▶ Written request: Swap "small-tile" for "mini-tile" throughout the lines below and give them again with everything else unchanged. Leave the pictures out of your answer.

[Records from a data source]
=-=-=-=-=

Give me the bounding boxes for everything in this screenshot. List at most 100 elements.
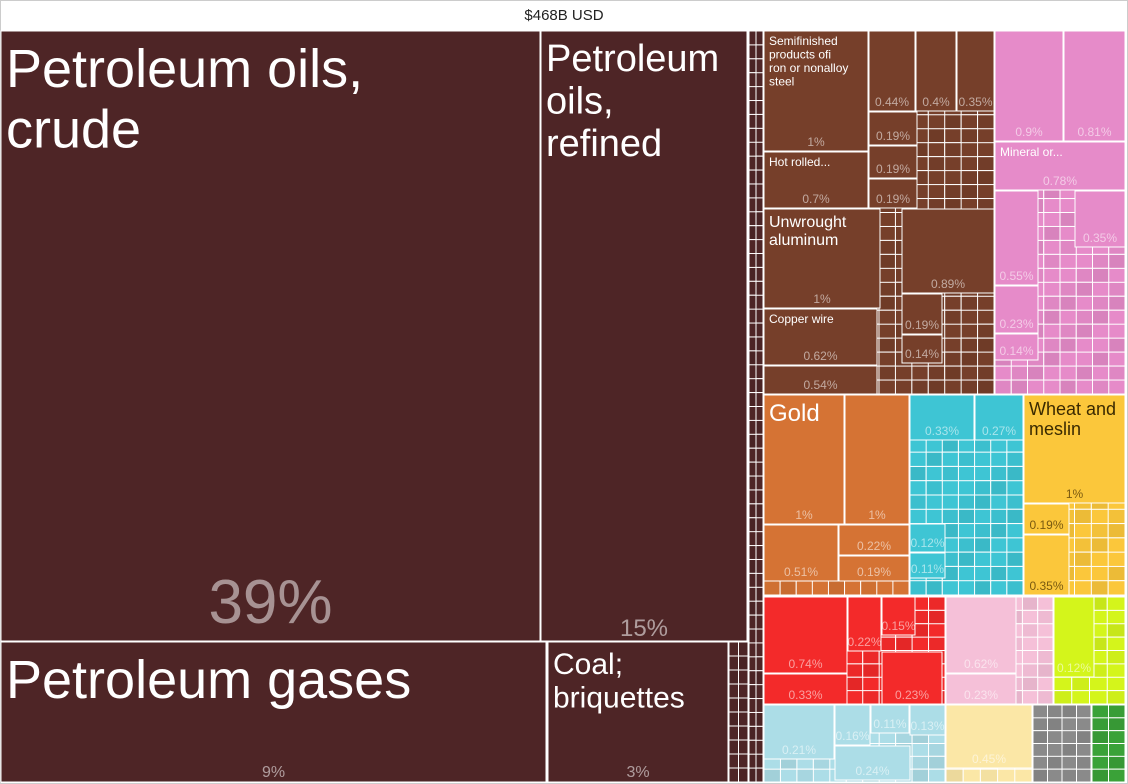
- small-tile: [748, 711, 757, 727]
- small-tile: [974, 480, 992, 496]
- tile-precious-metals: [838, 524, 910, 556]
- small-tile: [1108, 337, 1126, 353]
- small-tile: [1059, 379, 1077, 395]
- tile-metals: [868, 178, 918, 209]
- small-tile: [738, 697, 749, 713]
- small-tile: [1075, 379, 1093, 395]
- small-tile: [763, 768, 781, 783]
- small-tile: [1059, 225, 1077, 241]
- small-tile: [1075, 323, 1093, 339]
- small-tile: [957, 494, 976, 510]
- small-tile: [827, 580, 846, 596]
- small-tile: [755, 30, 764, 46]
- small-tile: [779, 768, 798, 783]
- tile-metals: [763, 30, 869, 152]
- tile-value: 0.89%: [931, 277, 965, 291]
- small-tile: [748, 183, 757, 199]
- small-tile: [755, 100, 764, 115]
- small-tile: [878, 337, 896, 353]
- small-tile: [960, 170, 979, 186]
- small-tile: [1108, 730, 1126, 745]
- small-tile: [755, 503, 764, 519]
- small-tile: [1059, 212, 1077, 227]
- small-tile: [878, 636, 897, 651]
- tile-chemicals: [1063, 30, 1126, 142]
- small-tile: [977, 323, 995, 339]
- small-tile: [928, 768, 946, 783]
- small-tile: [1037, 609, 1054, 625]
- small-tile: [928, 596, 946, 611]
- small-tile: [860, 580, 878, 596]
- small-tile: [977, 379, 995, 395]
- small-tile: [1092, 351, 1110, 367]
- small-tile: [1107, 580, 1126, 596]
- tile-value: 0.81%: [1077, 125, 1111, 139]
- small-tile: [755, 753, 764, 769]
- small-tile: [944, 128, 962, 144]
- small-tile: [755, 197, 764, 213]
- small-tile: [1075, 253, 1093, 269]
- small-tile: [1061, 717, 1077, 732]
- small-tile: [1027, 379, 1045, 395]
- tile-value: 0.16%: [835, 729, 869, 743]
- small-tile: [927, 156, 946, 172]
- small-tile: [845, 663, 864, 678]
- small-tile: [878, 351, 896, 367]
- small-tile: [755, 600, 764, 616]
- small-tile: [1090, 537, 1109, 553]
- small-tile: [1106, 676, 1126, 692]
- small-tile: [1047, 768, 1063, 783]
- tile-value: 0.23%: [895, 688, 929, 702]
- small-tile: [1037, 663, 1054, 678]
- small-tile: [960, 295, 979, 311]
- small-tile: [990, 523, 1008, 539]
- small-tile: [927, 379, 946, 395]
- tile-label: Petroleum oils,: [6, 39, 363, 99]
- tile-value: 9%: [262, 764, 285, 781]
- small-tile: [728, 725, 739, 741]
- tile-value: 0.21%: [782, 743, 816, 757]
- small-tile: [1108, 309, 1126, 325]
- tile-value: 0.51%: [784, 565, 818, 579]
- small-tile: [1047, 730, 1063, 745]
- small-tile: [1076, 730, 1092, 745]
- tile-plastics-rubbers: [945, 596, 1017, 674]
- small-tile: [1075, 267, 1093, 283]
- small-tile: [1092, 309, 1110, 325]
- small-tile: [925, 451, 943, 467]
- small-tile: [1037, 650, 1054, 665]
- tile-value: 0.27%: [982, 424, 1016, 438]
- tile-label: meslin: [1029, 419, 1081, 439]
- small-tile: [911, 755, 930, 770]
- tile-machines: [909, 552, 946, 579]
- small-tile: [738, 753, 749, 769]
- small-tile: [994, 379, 1012, 395]
- tile-label: ron or nonalloy: [769, 61, 848, 75]
- small-tile: [748, 684, 757, 700]
- small-tile: [957, 480, 976, 496]
- tile-label: steel: [769, 74, 794, 88]
- small-tile: [728, 711, 739, 727]
- small-tile: [941, 451, 959, 467]
- small-tile: [755, 225, 764, 241]
- small-tile: [1043, 337, 1061, 353]
- small-tile: [748, 406, 757, 421]
- tile-value: 0.19%: [1029, 518, 1063, 532]
- small-tile: [1075, 365, 1093, 381]
- small-tile: [748, 461, 757, 477]
- small-tile: [755, 364, 764, 380]
- small-tile: [909, 494, 927, 510]
- small-tile: [862, 663, 880, 678]
- small-tile: [755, 266, 764, 282]
- small-tile: [957, 551, 976, 567]
- small-tile: [728, 655, 739, 671]
- tile-transportation: [881, 596, 916, 636]
- small-tile: [755, 656, 764, 672]
- tile-transportation: [847, 596, 882, 652]
- small-tile: [748, 656, 757, 672]
- small-tile: [925, 465, 943, 482]
- tile-metals: [956, 30, 995, 112]
- tile-value: 0.7%: [802, 192, 830, 206]
- small-tile: [748, 169, 757, 185]
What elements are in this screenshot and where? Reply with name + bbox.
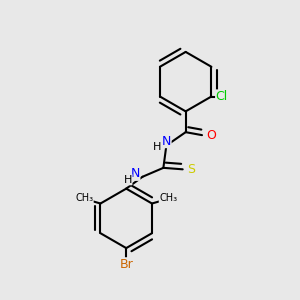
- Text: CH₃: CH₃: [75, 193, 93, 202]
- Text: H: H: [153, 142, 162, 152]
- Text: N: N: [130, 167, 140, 180]
- Text: CH₃: CH₃: [159, 193, 177, 202]
- Text: S: S: [188, 163, 196, 176]
- Text: Cl: Cl: [216, 90, 228, 103]
- Text: Br: Br: [119, 258, 133, 271]
- Text: N: N: [162, 135, 171, 148]
- Text: O: O: [206, 129, 216, 142]
- Text: H: H: [124, 175, 132, 185]
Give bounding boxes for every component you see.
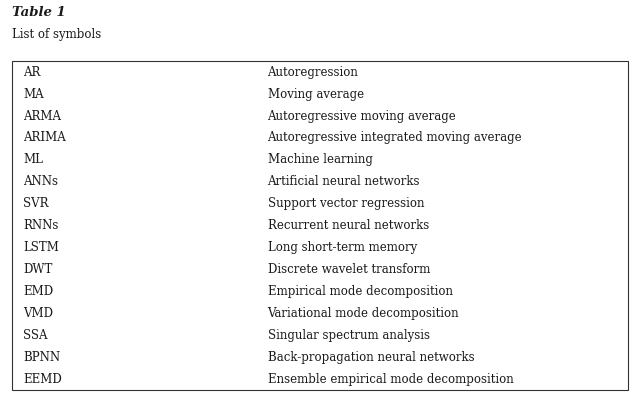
Text: EMD: EMD bbox=[23, 285, 53, 298]
Text: Machine learning: Machine learning bbox=[268, 153, 372, 166]
Text: Autoregression: Autoregression bbox=[268, 66, 358, 79]
Text: Discrete wavelet transform: Discrete wavelet transform bbox=[268, 263, 430, 276]
Text: Variational mode decomposition: Variational mode decomposition bbox=[268, 307, 459, 320]
Text: Recurrent neural networks: Recurrent neural networks bbox=[268, 219, 429, 232]
Text: SSA: SSA bbox=[23, 329, 47, 342]
Text: MA: MA bbox=[23, 88, 44, 101]
Text: Back-propagation neural networks: Back-propagation neural networks bbox=[268, 351, 474, 364]
Text: EEMD: EEMD bbox=[23, 373, 62, 386]
Text: BPNN: BPNN bbox=[23, 351, 60, 364]
Text: Singular spectrum analysis: Singular spectrum analysis bbox=[268, 329, 429, 342]
Text: Long short-term memory: Long short-term memory bbox=[268, 241, 417, 254]
Text: Empirical mode decomposition: Empirical mode decomposition bbox=[268, 285, 452, 298]
Text: RNNs: RNNs bbox=[23, 219, 58, 232]
Text: ANNs: ANNs bbox=[23, 175, 58, 188]
Text: AR: AR bbox=[23, 66, 40, 79]
Text: Support vector regression: Support vector regression bbox=[268, 198, 424, 210]
Text: ARIMA: ARIMA bbox=[23, 132, 66, 145]
Text: SVR: SVR bbox=[23, 198, 49, 210]
Text: Moving average: Moving average bbox=[268, 88, 364, 101]
Text: DWT: DWT bbox=[23, 263, 52, 276]
Text: Ensemble empirical mode decomposition: Ensemble empirical mode decomposition bbox=[268, 373, 513, 386]
Text: ARMA: ARMA bbox=[23, 109, 61, 122]
Text: Table 1: Table 1 bbox=[12, 6, 65, 19]
Text: LSTM: LSTM bbox=[23, 241, 59, 254]
Text: Artificial neural networks: Artificial neural networks bbox=[268, 175, 420, 188]
Text: List of symbols: List of symbols bbox=[12, 28, 100, 41]
Text: ML: ML bbox=[23, 153, 43, 166]
Text: Autoregressive integrated moving average: Autoregressive integrated moving average bbox=[268, 132, 522, 145]
Text: VMD: VMD bbox=[23, 307, 53, 320]
Text: Autoregressive moving average: Autoregressive moving average bbox=[268, 109, 456, 122]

=-=-=-=-=

▶ Solution for this task:
Give me the bounding boxes for everything in this screenshot. List at most 100 elements.
- mini-tile: [748, 711, 757, 727]
- mini-tile: [974, 480, 992, 496]
- tile-precious-metals: [838, 524, 910, 556]
- mini-tile: [1108, 337, 1126, 353]
- mini-tile: [1059, 379, 1077, 395]
- tile-metals: [868, 178, 918, 209]
- mini-tile: [738, 697, 749, 713]
- mini-tile: [1075, 379, 1093, 395]
- mini-tile: [763, 768, 781, 783]
- mini-tile: [1059, 225, 1077, 241]
- mini-tile: [1075, 323, 1093, 339]
- mini-tile: [957, 494, 976, 510]
- mini-tile: [827, 580, 846, 596]
- mini-tile: [755, 30, 764, 46]
- mini-tile: [779, 768, 798, 783]
- tile-metals: [763, 30, 869, 152]
- tile-value: 0.89%: [931, 277, 965, 291]
- mini-tile: [748, 183, 757, 199]
- mini-tile: [755, 100, 764, 115]
- mini-tile: [878, 337, 896, 353]
- mini-tile: [960, 170, 979, 186]
- mini-tile: [1108, 730, 1126, 745]
- mini-tile: [755, 503, 764, 519]
- mini-tile: [1059, 212, 1077, 227]
- mini-tile: [878, 636, 897, 651]
- tile-chemicals: [1063, 30, 1126, 142]
- mini-tile: [977, 323, 995, 339]
- mini-tile: [928, 768, 946, 783]
- mini-tile: [1037, 609, 1054, 625]
- mini-tile: [928, 596, 946, 611]
- mini-tile: [860, 580, 878, 596]
- mini-tile: [977, 379, 995, 395]
- mini-tile: [1092, 351, 1110, 367]
- mini-tile: [1107, 580, 1126, 596]
- tile-value: 0.81%: [1077, 125, 1111, 139]
- mini-tile: [755, 753, 764, 769]
- mini-tile: [944, 128, 962, 144]
- mini-tile: [755, 197, 764, 213]
- mini-tile: [1075, 253, 1093, 269]
- mini-tile: [1061, 717, 1077, 732]
- mini-tile: [1027, 379, 1045, 395]
- tile-value: 0.16%: [835, 729, 869, 743]
- mini-tile: [927, 156, 946, 172]
- mini-tile: [845, 663, 864, 678]
- mini-tile: [878, 351, 896, 367]
- mini-tile: [755, 600, 764, 616]
- mini-tile: [1090, 537, 1109, 553]
- mini-tile: [1106, 676, 1126, 692]
- mini-tile: [1047, 768, 1063, 783]
- tile-value: 0.23%: [895, 688, 929, 702]
- mini-tile: [1037, 663, 1054, 678]
- mini-tile: [960, 295, 979, 311]
- mini-tile: [990, 523, 1008, 539]
- mini-tile: [927, 379, 946, 395]
- tile-label: Petroleum oils,: [6, 39, 363, 99]
- tile-value: 9%: [262, 764, 285, 781]
- mini-tile: [728, 725, 739, 741]
- tile-value: 0.21%: [782, 743, 816, 757]
- mini-tile: [1108, 309, 1126, 325]
- tile-value: 0.51%: [784, 565, 818, 579]
- mini-tile: [1047, 730, 1063, 745]
- mini-tile: [1076, 730, 1092, 745]
- tile-plastics-rubbers: [945, 596, 1017, 674]
- mini-tile: [1075, 267, 1093, 283]
- mini-tile: [1092, 309, 1110, 325]
- mini-tile: [925, 451, 943, 467]
- mini-tile: [1037, 650, 1054, 665]
- tile-value: 0.27%: [982, 424, 1016, 438]
- tile-label: meslin: [1029, 419, 1081, 439]
- mini-tile: [911, 755, 930, 770]
- tile-machines: [909, 552, 946, 579]
- mini-tile: [738, 753, 749, 769]
- mini-tile: [994, 379, 1012, 395]
- tile-label: ron or nonalloy: [769, 61, 848, 75]
- mini-tile: [748, 684, 757, 700]
- mini-tile: [957, 480, 976, 496]
- tile-label: steel: [769, 74, 794, 88]
- mini-tile: [728, 711, 739, 727]
- mini-tile: [941, 451, 959, 467]
- mini-tile: [755, 225, 764, 241]
- mini-tile: [1043, 337, 1061, 353]
- mini-tile: [748, 406, 757, 421]
- tile-value: 0.19%: [1029, 518, 1063, 532]
- mini-tile: [1075, 365, 1093, 381]
- mini-tile: [748, 461, 757, 477]
- mini-tile: [755, 364, 764, 380]
- mini-tile: [909, 494, 927, 510]
- mini-tile: [862, 663, 880, 678]
- mini-tile: [755, 266, 764, 282]
- mini-tile: [957, 551, 976, 567]
- mini-tile: [728, 655, 739, 671]
- tile-transportation: [881, 596, 916, 636]
- mini-tile: [755, 656, 764, 672]
- tile-transportation: [847, 596, 882, 652]
- mini-tile: [748, 656, 757, 672]
- mini-tile: [925, 465, 943, 482]
- tile-metals: [956, 30, 995, 112]
- tile-value: 0.7%: [802, 192, 830, 206]
- mini-tile: [748, 169, 757, 185]
What elements are in this screenshot and where? Reply with name + bbox.
- Text: CH₃: CH₃: [75, 193, 93, 202]
- Text: H: H: [153, 142, 162, 152]
- Text: N: N: [130, 167, 140, 180]
- Text: CH₃: CH₃: [159, 193, 177, 202]
- Text: S: S: [188, 163, 196, 176]
- Text: Cl: Cl: [216, 90, 228, 103]
- Text: Br: Br: [119, 258, 133, 271]
- Text: N: N: [162, 135, 171, 148]
- Text: O: O: [206, 129, 216, 142]
- Text: H: H: [124, 175, 132, 185]
Give bounding boxes for every component you see.
Text: EMD: EMD bbox=[23, 285, 53, 298]
Text: Machine learning: Machine learning bbox=[268, 153, 372, 166]
Text: Autoregression: Autoregression bbox=[268, 66, 358, 79]
Text: Discrete wavelet transform: Discrete wavelet transform bbox=[268, 263, 430, 276]
Text: Variational mode decomposition: Variational mode decomposition bbox=[268, 307, 459, 320]
Text: Recurrent neural networks: Recurrent neural networks bbox=[268, 219, 429, 232]
Text: SSA: SSA bbox=[23, 329, 47, 342]
Text: MA: MA bbox=[23, 88, 44, 101]
Text: Back-propagation neural networks: Back-propagation neural networks bbox=[268, 351, 474, 364]
Text: EEMD: EEMD bbox=[23, 373, 62, 386]
Text: BPNN: BPNN bbox=[23, 351, 60, 364]
Text: Singular spectrum analysis: Singular spectrum analysis bbox=[268, 329, 429, 342]
Text: Long short-term memory: Long short-term memory bbox=[268, 241, 417, 254]
Text: Empirical mode decomposition: Empirical mode decomposition bbox=[268, 285, 452, 298]
Text: RNNs: RNNs bbox=[23, 219, 58, 232]
Text: ANNs: ANNs bbox=[23, 175, 58, 188]
Text: AR: AR bbox=[23, 66, 40, 79]
Text: Support vector regression: Support vector regression bbox=[268, 198, 424, 210]
Text: ARIMA: ARIMA bbox=[23, 132, 66, 145]
Text: SVR: SVR bbox=[23, 198, 49, 210]
Text: Moving average: Moving average bbox=[268, 88, 364, 101]
Text: DWT: DWT bbox=[23, 263, 52, 276]
Text: Ensemble empirical mode decomposition: Ensemble empirical mode decomposition bbox=[268, 373, 513, 386]
Text: ARMA: ARMA bbox=[23, 109, 61, 122]
Text: Table 1: Table 1 bbox=[12, 6, 65, 19]
Text: LSTM: LSTM bbox=[23, 241, 59, 254]
Text: Artificial neural networks: Artificial neural networks bbox=[268, 175, 420, 188]
Text: List of symbols: List of symbols bbox=[12, 28, 100, 41]
Text: ML: ML bbox=[23, 153, 43, 166]
Text: Autoregressive integrated moving average: Autoregressive integrated moving average bbox=[268, 132, 522, 145]
Text: VMD: VMD bbox=[23, 307, 53, 320]
Text: Autoregressive moving average: Autoregressive moving average bbox=[268, 109, 456, 122]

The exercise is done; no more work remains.